Only the lines from the one containing "OCR this image." through the last line below should be written out, exactly and with both ends kept.

— START OF MATERIAL SHOWN —

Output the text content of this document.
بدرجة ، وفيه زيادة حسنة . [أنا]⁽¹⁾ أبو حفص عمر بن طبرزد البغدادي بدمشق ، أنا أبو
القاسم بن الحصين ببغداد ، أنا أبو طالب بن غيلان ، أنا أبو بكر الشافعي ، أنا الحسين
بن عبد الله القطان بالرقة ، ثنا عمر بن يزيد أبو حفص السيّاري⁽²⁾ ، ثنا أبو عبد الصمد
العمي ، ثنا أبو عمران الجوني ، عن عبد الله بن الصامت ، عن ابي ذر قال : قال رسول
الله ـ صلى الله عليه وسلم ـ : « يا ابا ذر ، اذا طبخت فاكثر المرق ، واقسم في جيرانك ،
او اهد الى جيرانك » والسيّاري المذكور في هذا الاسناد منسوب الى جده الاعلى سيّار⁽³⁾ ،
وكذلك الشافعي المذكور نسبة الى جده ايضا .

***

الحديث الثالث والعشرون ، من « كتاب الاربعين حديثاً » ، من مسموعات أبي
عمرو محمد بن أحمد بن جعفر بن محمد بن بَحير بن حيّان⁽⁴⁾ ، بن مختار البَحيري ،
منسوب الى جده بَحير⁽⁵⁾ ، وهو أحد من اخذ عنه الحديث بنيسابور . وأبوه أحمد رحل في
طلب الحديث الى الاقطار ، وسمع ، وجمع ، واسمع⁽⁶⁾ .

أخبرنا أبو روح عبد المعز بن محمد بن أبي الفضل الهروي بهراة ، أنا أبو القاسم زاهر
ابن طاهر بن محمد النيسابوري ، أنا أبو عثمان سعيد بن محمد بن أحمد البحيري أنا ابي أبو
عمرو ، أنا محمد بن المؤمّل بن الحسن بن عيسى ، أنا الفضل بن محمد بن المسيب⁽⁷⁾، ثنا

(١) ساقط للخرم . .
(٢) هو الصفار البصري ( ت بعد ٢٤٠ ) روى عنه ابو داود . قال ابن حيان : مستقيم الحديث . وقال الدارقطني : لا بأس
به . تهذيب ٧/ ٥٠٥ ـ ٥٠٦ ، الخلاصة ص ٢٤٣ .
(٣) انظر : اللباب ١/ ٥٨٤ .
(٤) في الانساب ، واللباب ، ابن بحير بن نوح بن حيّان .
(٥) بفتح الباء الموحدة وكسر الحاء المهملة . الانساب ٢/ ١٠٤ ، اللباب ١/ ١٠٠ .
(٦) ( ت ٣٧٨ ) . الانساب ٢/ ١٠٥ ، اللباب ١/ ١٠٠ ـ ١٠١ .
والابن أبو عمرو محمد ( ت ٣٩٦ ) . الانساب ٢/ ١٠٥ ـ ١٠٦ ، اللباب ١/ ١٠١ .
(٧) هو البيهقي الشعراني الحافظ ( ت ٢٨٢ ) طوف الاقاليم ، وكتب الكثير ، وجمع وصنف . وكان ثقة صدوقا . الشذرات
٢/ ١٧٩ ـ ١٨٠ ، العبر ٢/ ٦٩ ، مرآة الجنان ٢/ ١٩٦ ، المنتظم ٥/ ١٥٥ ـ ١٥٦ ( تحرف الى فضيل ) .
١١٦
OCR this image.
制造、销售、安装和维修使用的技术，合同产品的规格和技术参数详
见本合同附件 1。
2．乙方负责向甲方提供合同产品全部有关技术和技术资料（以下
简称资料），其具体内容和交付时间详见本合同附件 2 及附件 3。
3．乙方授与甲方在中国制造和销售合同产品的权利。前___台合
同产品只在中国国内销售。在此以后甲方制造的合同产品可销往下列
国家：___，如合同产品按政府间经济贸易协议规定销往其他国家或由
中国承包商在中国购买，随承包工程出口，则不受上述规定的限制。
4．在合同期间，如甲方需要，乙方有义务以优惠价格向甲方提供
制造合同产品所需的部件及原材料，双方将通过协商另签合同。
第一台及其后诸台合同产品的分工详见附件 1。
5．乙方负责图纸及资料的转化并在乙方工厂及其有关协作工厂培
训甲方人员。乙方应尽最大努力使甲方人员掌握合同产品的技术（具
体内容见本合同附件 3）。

— END OF MATERIAL SHOWN —

### RESPONSE TO THIS EXERCISE
OCR this image.
制造、销售、安装和维修使用的技术，合同产品的规格和技术参数详
见本合同附件 1。
2．乙方负责向甲方提供合同产品全部有关技术和技术资料（以下
简称资料），其具体内容和交付时间详见本合同附件 2 及附件 3。
3．乙方授与甲方在中国制造和销售合同产品的权利。前___台合
同产品只在中国国内销售。在此以后甲方制造的合同产品可销往下列
国家：___，如合同产品按政府间经济贸易协议规定销往其他国家或由
中国承包商在中国购买，随承包工程出口，则不受上述规定的限制。
4．在合同期间，如甲方需要，乙方有义务以优惠价格向甲方提供
制造合同产品所需的部件及原材料，双方将通过协商另签合同。
第一台及其后诸台合同产品的分工详见附件 1。
5．乙方负责图纸及资料的转化并在乙方工厂及其有关协作工厂培
训甲方人员。乙方应尽最大努力使甲方人员掌握合同产品的技术（具
体内容见本合同附件 3）。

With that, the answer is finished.